Short problem: Check every line of the data below for the string "ABCD", and copy the ones that hold it.

Exercise inputs:
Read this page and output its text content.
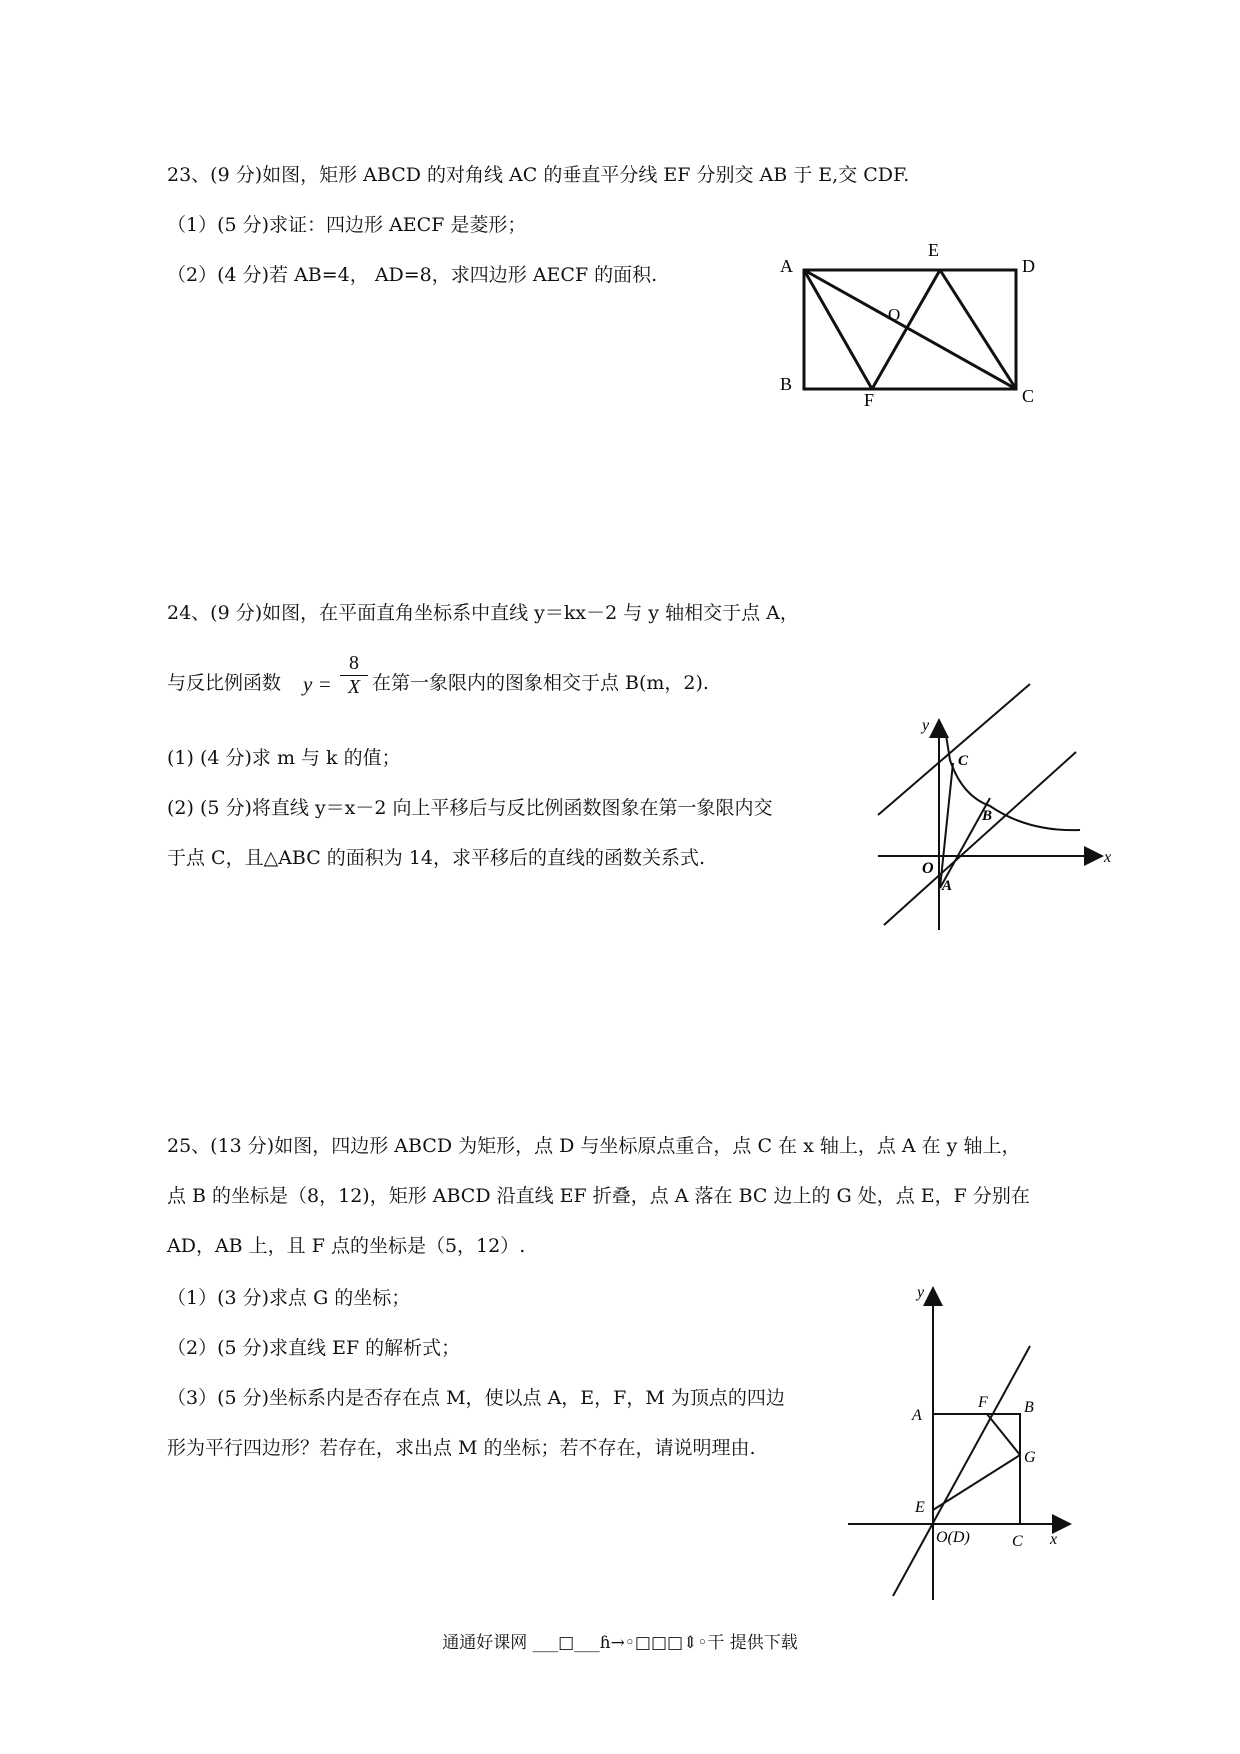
23、(9 分)如图，矩形 ABCD 的对角线 AC 的垂直平分线 EF 分别交 AB 于 E,交 CDF.
（1）(5 分)求证：四边形 AECF 是菱形；
（2）(4 分)若 AB=4， AD=8，求四边形 AECF 的面积.	A
E
D
O
B
F	C
24、(9 分)如图，在平面直角坐标系中直线 y＝kx－2 与 y 轴相交于点 A，
与反比例函数 $y = \frac{8}{X}$ 在第一象限内的图象相交于点 B(m，2).
(1) (4 分)求 m 与 k 的值；
(2) (5 分)将直线 y＝x－2 向上平移后与反比例函数图象在第一象限内交
于点 C，且△ABC 的面积为 14，求平移后的直线的函数关系式.
y
x
O
A
B
C
25、(13 分)如图，四边形 ABCD 为矩形，点 D 与坐标原点重合，点 C 在 x 轴上，点 A 在 y 轴上，
点 B 的坐标是（8，12)，矩形 ABCD 沿直线 EF 折叠，点 A 落在 BC 边上的 G 处，点 E，F 分别在
AD，AB 上，且 F 点的坐标是（5，12）.
（1）(3 分)求点 G 的坐标；
（2）(5 分)求直线 EF 的解析式；
（3）(5 分)坐标系内是否存在点 M，使以点 A，E，F，M 为顶点的四边
形为平行四边形？若存在，求出点 M 的坐标；若不存在，请说明理由.
y
x
A
F B
G
E
O(D)	C
通通好课网 ___□___ɦ→◦□□□⇕◦干 提供下载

Response to the task:
23、(9 分)如图，矩形 ABCD 的对角线 AC 的垂直平分线 EF 分别交 AB 于 E,交 CDF.
25、(13 分)如图，四边形 ABCD 为矩形，点 D 与坐标原点重合，点 C 在 x 轴上，点 A 在 y 轴上，
点 B 的坐标是（8，12)，矩形 ABCD 沿直线 EF 折叠，点 A 落在 BC 边上的 G 处，点 E，F 分别在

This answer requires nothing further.